Exercise details: Whenever a line contains the string "PEMBELAJARAN", copy it out of the entries.
%%
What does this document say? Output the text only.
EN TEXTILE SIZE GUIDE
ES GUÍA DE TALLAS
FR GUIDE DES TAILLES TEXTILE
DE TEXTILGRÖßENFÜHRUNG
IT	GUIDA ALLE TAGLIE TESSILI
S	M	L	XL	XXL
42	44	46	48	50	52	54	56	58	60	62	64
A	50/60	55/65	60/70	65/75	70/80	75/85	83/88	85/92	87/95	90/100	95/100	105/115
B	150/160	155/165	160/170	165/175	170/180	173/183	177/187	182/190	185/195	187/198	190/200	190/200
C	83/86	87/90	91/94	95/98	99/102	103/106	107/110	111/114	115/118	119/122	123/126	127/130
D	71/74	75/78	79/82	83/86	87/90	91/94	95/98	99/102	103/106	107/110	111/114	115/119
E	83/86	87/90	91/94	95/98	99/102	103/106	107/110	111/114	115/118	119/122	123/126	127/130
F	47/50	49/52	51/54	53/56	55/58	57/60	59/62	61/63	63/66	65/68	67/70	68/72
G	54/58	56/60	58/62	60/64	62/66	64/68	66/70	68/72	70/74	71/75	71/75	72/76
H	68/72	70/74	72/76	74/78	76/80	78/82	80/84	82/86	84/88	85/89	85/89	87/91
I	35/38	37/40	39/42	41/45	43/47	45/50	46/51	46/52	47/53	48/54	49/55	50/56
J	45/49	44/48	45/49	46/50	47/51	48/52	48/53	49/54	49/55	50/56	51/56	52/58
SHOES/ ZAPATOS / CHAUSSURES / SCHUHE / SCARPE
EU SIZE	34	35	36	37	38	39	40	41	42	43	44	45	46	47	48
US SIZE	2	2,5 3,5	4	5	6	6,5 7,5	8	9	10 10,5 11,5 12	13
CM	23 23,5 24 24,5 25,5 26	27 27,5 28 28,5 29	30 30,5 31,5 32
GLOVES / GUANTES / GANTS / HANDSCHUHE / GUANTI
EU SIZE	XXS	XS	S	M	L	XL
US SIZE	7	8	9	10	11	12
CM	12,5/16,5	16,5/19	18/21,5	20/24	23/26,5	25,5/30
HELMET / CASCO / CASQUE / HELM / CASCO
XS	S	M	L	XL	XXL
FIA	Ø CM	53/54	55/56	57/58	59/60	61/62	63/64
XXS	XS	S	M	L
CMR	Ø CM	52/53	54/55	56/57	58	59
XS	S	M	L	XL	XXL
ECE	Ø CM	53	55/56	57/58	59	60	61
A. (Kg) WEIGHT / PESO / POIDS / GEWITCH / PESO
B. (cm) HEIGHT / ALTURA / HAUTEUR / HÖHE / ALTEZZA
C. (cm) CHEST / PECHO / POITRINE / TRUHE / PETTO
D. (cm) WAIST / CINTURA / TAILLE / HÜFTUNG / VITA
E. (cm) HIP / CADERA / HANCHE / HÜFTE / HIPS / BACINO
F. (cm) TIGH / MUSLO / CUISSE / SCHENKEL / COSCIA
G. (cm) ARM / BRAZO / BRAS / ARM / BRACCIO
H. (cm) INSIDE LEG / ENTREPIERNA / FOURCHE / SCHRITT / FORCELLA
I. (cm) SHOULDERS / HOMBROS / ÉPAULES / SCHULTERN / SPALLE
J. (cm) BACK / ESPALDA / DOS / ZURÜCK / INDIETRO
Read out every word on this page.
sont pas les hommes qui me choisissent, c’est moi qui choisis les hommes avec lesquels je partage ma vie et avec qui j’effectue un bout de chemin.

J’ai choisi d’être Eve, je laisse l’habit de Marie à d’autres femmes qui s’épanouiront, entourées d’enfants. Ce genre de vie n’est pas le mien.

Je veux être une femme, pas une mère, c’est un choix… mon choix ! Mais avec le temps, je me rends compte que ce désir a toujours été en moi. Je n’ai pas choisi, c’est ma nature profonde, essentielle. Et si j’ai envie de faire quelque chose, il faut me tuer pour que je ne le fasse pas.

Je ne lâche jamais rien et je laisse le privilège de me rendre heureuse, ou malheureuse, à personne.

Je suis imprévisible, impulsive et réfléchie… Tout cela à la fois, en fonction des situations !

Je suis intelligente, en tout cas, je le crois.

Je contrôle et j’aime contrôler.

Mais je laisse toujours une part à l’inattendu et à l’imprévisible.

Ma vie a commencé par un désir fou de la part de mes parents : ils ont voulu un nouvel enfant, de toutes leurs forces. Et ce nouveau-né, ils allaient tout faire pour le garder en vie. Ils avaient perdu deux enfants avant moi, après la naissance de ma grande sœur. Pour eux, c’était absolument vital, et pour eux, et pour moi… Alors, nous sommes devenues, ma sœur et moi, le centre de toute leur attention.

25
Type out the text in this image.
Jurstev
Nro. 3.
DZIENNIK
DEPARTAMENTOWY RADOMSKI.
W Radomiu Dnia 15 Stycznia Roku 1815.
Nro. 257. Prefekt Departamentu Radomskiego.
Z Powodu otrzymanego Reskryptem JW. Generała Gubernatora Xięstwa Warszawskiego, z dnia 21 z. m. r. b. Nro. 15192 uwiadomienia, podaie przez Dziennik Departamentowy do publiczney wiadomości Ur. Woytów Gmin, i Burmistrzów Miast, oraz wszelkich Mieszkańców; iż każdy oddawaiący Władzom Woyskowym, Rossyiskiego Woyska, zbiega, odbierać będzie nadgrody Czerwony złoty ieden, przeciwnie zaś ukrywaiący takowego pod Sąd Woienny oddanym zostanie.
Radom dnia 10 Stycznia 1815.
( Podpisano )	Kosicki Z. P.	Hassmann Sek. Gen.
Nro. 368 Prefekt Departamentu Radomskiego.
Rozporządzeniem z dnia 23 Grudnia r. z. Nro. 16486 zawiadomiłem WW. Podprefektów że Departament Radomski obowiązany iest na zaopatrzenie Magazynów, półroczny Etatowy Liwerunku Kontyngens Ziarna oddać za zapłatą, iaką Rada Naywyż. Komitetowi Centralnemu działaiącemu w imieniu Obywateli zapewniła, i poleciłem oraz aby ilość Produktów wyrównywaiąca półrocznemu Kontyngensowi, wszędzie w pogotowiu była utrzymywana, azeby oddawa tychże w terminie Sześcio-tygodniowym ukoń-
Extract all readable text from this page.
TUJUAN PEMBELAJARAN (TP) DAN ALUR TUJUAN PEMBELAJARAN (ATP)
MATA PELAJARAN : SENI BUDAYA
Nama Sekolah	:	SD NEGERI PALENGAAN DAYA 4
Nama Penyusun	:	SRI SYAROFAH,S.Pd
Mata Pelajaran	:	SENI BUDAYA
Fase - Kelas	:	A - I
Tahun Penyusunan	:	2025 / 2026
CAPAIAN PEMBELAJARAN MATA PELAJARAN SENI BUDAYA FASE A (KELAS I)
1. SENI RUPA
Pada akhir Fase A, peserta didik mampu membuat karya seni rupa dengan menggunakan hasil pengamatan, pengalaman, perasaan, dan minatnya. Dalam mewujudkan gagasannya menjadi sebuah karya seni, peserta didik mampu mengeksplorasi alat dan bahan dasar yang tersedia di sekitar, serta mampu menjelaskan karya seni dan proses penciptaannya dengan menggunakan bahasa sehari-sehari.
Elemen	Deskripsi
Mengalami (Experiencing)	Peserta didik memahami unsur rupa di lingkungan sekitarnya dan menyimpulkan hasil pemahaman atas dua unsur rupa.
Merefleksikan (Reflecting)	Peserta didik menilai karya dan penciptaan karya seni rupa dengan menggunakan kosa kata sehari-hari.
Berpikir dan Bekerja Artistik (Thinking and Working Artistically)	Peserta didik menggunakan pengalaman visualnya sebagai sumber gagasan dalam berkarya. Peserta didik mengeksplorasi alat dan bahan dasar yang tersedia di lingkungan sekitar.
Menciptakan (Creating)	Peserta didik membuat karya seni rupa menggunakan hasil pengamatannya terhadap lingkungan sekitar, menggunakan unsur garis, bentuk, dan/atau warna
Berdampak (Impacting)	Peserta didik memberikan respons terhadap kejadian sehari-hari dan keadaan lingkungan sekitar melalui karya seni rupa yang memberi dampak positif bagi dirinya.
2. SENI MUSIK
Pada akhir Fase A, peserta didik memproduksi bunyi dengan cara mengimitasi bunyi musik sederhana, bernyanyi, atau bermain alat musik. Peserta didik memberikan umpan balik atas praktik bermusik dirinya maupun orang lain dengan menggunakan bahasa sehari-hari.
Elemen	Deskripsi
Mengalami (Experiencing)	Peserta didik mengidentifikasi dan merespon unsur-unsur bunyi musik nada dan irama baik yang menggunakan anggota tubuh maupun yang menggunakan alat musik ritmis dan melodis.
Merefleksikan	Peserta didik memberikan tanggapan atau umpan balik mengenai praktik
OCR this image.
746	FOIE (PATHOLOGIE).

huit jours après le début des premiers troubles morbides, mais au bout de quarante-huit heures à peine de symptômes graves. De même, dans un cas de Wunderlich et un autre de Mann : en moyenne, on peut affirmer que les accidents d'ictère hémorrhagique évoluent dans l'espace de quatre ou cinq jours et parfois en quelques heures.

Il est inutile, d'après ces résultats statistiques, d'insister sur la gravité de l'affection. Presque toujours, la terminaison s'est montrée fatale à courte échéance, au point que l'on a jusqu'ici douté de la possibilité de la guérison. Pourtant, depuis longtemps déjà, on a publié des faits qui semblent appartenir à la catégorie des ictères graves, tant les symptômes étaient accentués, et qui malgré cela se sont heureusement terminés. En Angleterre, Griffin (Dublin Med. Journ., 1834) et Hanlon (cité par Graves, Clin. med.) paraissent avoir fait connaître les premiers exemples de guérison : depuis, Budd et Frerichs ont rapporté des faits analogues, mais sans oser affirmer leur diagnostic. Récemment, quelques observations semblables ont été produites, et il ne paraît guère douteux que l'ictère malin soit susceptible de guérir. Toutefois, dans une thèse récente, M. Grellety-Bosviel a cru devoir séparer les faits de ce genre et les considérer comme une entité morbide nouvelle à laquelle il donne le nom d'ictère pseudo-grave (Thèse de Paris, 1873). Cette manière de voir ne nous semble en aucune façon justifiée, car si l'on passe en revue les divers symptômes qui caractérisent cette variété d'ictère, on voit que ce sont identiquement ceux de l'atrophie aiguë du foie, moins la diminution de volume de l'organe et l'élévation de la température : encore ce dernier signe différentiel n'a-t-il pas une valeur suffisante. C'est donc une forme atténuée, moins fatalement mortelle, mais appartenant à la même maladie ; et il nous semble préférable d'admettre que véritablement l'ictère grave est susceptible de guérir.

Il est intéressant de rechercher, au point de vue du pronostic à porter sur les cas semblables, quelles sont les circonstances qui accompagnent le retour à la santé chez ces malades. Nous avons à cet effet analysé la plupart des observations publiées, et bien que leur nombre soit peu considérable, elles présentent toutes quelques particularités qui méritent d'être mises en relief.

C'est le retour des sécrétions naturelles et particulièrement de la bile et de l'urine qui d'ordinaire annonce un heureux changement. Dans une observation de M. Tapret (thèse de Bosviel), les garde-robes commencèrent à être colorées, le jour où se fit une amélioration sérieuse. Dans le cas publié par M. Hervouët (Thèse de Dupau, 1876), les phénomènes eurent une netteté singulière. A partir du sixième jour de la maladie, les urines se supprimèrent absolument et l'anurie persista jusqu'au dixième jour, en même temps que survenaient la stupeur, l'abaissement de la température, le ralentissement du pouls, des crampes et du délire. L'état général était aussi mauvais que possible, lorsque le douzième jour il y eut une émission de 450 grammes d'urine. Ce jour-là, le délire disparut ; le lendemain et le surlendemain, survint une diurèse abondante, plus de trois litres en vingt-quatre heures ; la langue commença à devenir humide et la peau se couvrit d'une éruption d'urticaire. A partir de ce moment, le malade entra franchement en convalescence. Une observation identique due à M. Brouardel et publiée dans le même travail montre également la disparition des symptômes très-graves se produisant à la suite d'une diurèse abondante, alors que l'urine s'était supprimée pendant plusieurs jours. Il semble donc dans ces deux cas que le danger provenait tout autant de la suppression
%%
Completed exercise:
TUJUAN PEMBELAJARAN (TP) DAN ALUR TUJUAN PEMBELAJARAN (ATP)
CAPAIAN PEMBELAJARAN MATA PELAJARAN SENI BUDAYA FASE A (KELAS I)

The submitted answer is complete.